#### PROBLEM DETAILS
Gather the lines below that include the string "phase", copying each in full.

--

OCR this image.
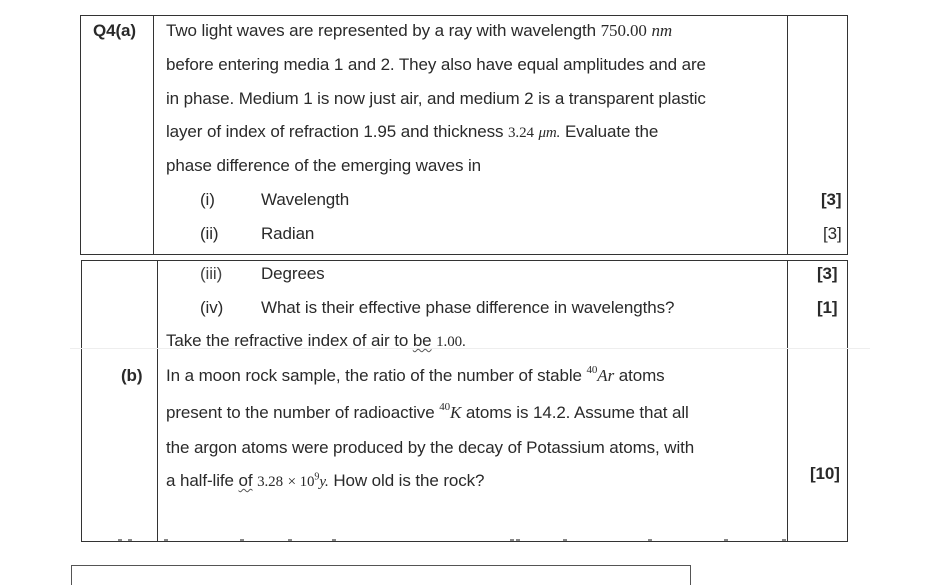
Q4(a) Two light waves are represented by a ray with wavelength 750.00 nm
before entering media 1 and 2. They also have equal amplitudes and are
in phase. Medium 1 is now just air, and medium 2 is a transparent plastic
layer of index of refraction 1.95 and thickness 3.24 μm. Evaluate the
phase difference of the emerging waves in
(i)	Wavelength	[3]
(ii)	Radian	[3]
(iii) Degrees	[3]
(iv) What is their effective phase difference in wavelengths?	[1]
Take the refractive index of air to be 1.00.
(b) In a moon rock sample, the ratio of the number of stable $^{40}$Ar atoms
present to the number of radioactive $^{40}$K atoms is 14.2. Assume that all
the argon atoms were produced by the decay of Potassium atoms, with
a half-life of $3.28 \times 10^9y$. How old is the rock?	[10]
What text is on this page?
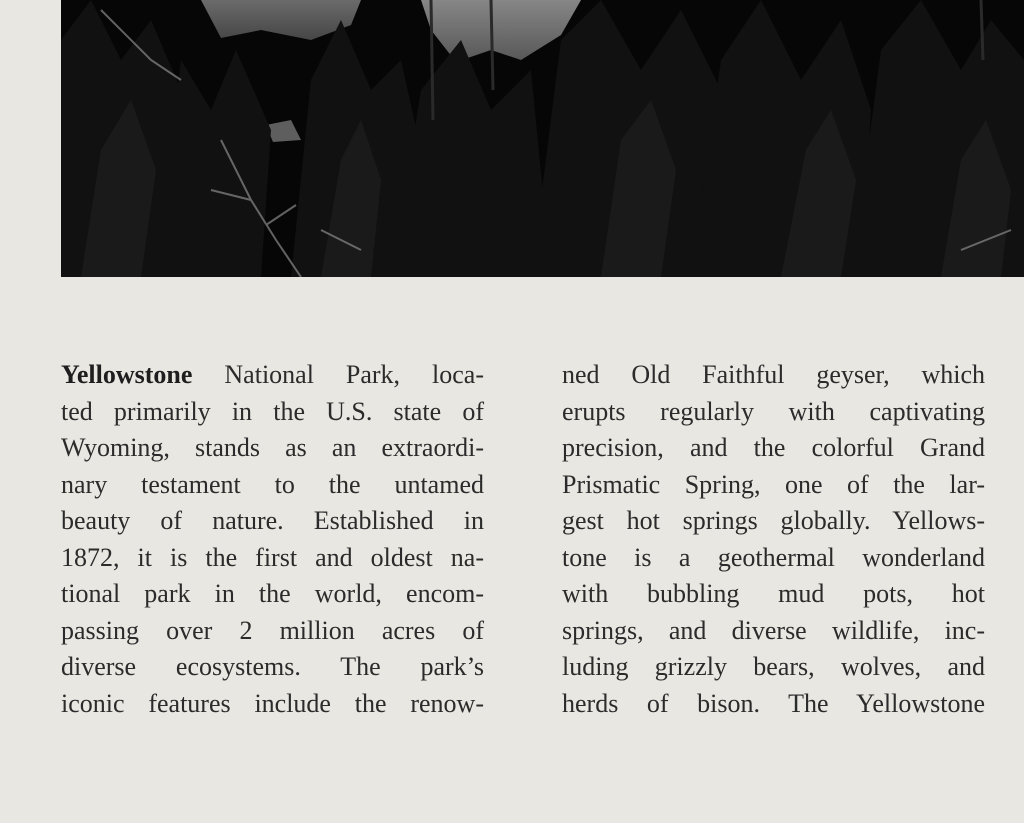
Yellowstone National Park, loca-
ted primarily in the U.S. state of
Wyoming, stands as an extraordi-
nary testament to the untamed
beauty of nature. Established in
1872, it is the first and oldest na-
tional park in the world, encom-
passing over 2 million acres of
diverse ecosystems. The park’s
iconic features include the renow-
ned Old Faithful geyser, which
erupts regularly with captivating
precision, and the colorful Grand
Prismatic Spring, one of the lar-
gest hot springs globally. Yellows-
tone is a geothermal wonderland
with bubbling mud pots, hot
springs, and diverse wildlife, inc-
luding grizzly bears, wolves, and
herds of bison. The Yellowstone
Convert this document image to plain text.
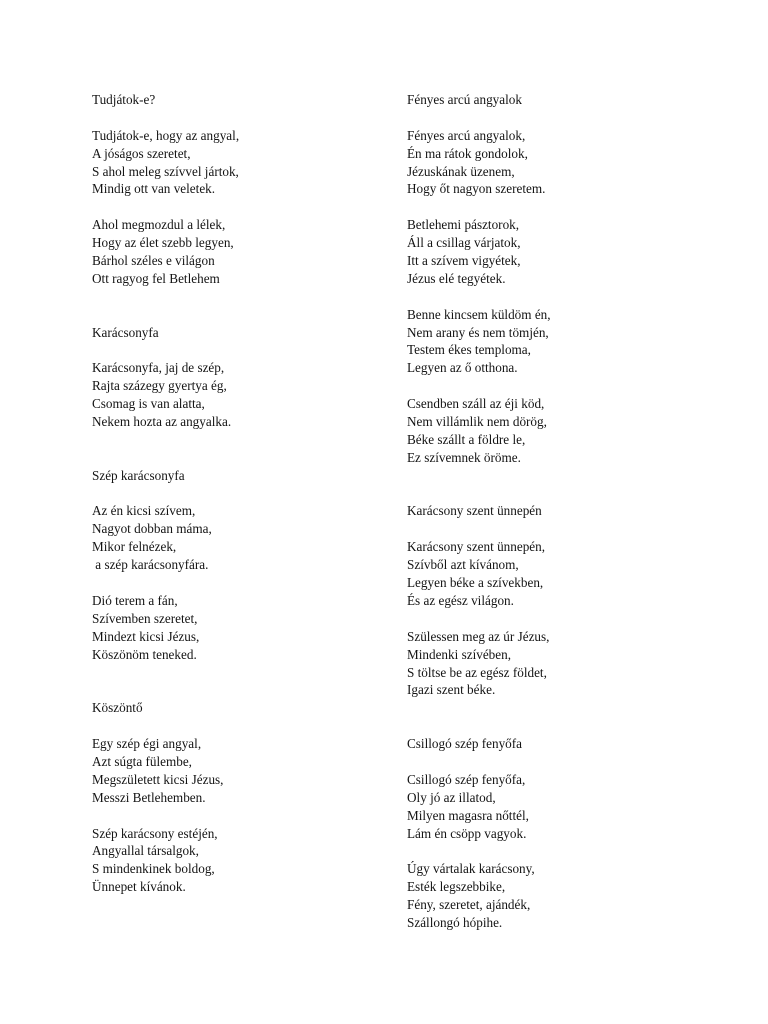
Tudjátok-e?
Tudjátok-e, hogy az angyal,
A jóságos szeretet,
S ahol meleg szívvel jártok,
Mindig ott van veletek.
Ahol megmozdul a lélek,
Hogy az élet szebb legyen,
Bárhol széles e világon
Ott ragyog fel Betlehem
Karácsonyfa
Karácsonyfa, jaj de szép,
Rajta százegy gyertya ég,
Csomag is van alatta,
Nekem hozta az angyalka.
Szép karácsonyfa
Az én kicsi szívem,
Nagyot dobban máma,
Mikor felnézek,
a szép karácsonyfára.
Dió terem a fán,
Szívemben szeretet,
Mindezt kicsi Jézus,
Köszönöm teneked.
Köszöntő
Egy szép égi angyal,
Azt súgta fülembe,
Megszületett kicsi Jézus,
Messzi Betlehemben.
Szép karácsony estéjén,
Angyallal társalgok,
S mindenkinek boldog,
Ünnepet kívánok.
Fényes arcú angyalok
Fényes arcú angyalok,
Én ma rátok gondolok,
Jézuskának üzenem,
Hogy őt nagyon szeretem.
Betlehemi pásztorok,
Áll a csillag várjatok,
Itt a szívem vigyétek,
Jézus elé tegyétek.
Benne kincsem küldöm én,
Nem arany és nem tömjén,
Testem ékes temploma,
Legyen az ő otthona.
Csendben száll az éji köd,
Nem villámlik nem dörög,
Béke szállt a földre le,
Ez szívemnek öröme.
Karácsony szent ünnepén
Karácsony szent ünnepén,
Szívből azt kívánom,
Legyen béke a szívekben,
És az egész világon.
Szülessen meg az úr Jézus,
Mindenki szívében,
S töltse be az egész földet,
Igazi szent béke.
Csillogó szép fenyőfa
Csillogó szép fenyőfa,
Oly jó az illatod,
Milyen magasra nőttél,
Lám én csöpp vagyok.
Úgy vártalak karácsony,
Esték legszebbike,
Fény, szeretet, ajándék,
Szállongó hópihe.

--

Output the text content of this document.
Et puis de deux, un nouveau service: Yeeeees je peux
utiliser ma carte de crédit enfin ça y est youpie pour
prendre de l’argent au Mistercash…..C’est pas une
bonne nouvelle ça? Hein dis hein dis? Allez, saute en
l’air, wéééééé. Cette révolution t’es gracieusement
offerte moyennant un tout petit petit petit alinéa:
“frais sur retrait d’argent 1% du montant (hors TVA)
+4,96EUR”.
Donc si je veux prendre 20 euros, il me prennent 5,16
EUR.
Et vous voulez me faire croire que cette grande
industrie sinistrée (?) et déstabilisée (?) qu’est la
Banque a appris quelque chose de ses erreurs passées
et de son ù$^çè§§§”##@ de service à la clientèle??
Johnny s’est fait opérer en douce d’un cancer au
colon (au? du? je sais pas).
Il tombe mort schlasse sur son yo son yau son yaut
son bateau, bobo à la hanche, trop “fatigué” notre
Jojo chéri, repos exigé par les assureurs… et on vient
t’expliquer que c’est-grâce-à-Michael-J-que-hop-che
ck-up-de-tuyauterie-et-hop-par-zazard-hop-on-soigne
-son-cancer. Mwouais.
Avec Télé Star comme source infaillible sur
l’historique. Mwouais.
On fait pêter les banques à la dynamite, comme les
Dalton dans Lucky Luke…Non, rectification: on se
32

--

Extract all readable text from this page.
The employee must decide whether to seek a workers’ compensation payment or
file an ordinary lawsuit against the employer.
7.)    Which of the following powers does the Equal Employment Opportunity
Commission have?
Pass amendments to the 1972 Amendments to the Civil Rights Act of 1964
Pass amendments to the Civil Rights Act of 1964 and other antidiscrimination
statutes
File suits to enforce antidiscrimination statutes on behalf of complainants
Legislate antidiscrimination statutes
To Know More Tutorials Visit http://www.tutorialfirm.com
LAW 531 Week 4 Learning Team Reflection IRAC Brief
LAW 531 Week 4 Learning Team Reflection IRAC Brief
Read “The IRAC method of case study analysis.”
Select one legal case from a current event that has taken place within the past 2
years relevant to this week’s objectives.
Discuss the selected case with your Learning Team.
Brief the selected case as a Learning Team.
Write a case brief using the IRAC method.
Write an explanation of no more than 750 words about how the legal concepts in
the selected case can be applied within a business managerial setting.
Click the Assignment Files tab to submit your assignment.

--

#### FINISHED EXERCISE
in phase. Medium 1 is now just air, and medium 2 is a transparent plastic
phase difference of the emerging waves in
(iv) What is their effective phase difference in wavelengths?	[1]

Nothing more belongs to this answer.